= YOUR TASK =
Gather all lines containing the string "plain" and copy them out.

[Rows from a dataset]
···

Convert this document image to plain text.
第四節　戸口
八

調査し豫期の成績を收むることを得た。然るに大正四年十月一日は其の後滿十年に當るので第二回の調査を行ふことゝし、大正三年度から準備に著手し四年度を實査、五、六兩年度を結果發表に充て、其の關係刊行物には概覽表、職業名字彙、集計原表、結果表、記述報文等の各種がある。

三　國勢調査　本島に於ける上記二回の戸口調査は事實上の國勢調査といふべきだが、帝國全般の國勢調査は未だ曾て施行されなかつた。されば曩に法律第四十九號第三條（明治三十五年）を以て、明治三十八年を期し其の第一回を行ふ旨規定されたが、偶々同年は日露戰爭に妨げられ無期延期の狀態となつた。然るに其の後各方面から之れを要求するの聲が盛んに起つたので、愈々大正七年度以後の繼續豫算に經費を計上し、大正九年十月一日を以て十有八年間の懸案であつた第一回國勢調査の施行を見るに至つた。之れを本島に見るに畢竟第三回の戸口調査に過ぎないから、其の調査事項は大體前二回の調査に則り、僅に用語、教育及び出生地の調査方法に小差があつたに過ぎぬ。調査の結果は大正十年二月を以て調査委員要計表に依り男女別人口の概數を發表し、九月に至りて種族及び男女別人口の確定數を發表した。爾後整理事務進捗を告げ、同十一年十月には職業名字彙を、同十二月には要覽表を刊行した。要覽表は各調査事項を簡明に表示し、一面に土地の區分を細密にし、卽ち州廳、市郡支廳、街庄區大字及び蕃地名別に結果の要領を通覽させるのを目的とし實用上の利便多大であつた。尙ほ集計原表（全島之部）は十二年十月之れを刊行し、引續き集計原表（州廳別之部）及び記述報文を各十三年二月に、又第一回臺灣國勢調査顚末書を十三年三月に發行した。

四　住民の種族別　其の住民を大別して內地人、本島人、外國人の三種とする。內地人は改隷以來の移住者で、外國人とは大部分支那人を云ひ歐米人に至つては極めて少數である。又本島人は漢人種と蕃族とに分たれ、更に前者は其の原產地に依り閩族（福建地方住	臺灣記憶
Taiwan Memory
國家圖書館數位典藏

···

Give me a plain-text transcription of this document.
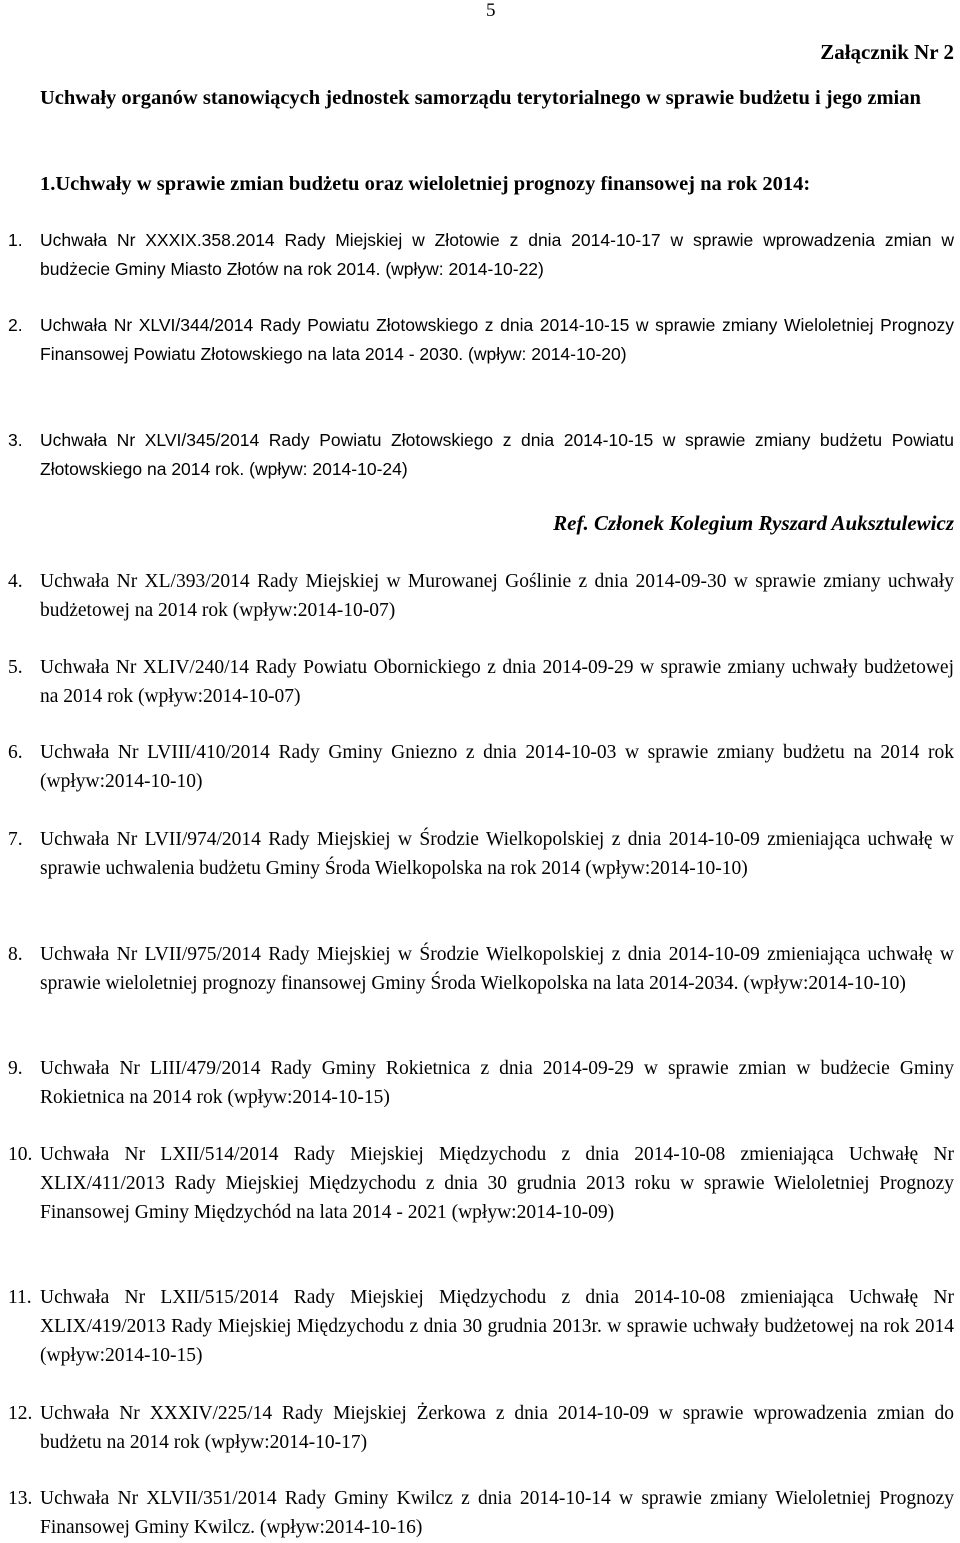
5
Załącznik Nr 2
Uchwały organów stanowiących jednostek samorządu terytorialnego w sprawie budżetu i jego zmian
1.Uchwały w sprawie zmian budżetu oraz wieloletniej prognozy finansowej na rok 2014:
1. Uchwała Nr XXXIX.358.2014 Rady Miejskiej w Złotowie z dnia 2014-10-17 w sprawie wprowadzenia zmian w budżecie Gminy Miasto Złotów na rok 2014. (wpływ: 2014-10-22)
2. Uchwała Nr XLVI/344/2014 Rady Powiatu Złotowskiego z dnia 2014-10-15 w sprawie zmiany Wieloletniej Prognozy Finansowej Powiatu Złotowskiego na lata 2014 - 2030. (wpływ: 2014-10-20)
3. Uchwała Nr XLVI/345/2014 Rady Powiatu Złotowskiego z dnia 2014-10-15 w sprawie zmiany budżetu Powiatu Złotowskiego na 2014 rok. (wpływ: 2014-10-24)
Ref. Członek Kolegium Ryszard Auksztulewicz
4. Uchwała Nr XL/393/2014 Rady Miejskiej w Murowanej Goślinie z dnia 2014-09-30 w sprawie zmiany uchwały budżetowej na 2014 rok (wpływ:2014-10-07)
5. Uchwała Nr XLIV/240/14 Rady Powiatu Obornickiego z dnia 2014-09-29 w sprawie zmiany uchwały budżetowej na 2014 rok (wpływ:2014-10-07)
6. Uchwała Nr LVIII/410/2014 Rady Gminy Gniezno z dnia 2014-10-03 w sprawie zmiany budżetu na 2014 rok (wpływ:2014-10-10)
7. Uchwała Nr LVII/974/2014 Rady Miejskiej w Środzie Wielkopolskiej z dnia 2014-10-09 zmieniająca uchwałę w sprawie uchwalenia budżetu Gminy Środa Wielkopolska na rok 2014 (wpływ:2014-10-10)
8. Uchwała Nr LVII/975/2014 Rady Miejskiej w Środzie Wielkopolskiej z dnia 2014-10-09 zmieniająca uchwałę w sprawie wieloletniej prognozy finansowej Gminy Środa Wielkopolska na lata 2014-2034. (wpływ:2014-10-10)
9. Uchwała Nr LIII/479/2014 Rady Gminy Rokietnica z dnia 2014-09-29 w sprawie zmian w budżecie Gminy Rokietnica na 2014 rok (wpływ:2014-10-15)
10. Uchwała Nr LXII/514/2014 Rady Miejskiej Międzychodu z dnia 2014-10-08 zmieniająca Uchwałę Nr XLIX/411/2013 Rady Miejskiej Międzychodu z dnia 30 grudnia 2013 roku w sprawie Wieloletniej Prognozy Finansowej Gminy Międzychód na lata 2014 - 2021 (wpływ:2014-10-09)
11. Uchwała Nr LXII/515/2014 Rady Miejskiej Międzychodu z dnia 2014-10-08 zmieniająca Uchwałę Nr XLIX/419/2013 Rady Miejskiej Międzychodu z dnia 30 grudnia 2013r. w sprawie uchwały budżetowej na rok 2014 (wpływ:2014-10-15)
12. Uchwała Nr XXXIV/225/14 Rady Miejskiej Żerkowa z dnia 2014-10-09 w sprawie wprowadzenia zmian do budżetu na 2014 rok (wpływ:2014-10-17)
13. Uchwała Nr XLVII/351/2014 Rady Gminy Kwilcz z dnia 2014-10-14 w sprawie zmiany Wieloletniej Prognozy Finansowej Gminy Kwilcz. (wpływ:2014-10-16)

···

= SOLUTION TO THIS EXERCISE =
Convert this document image to plain text.
Give me a plain-text transcription of this document.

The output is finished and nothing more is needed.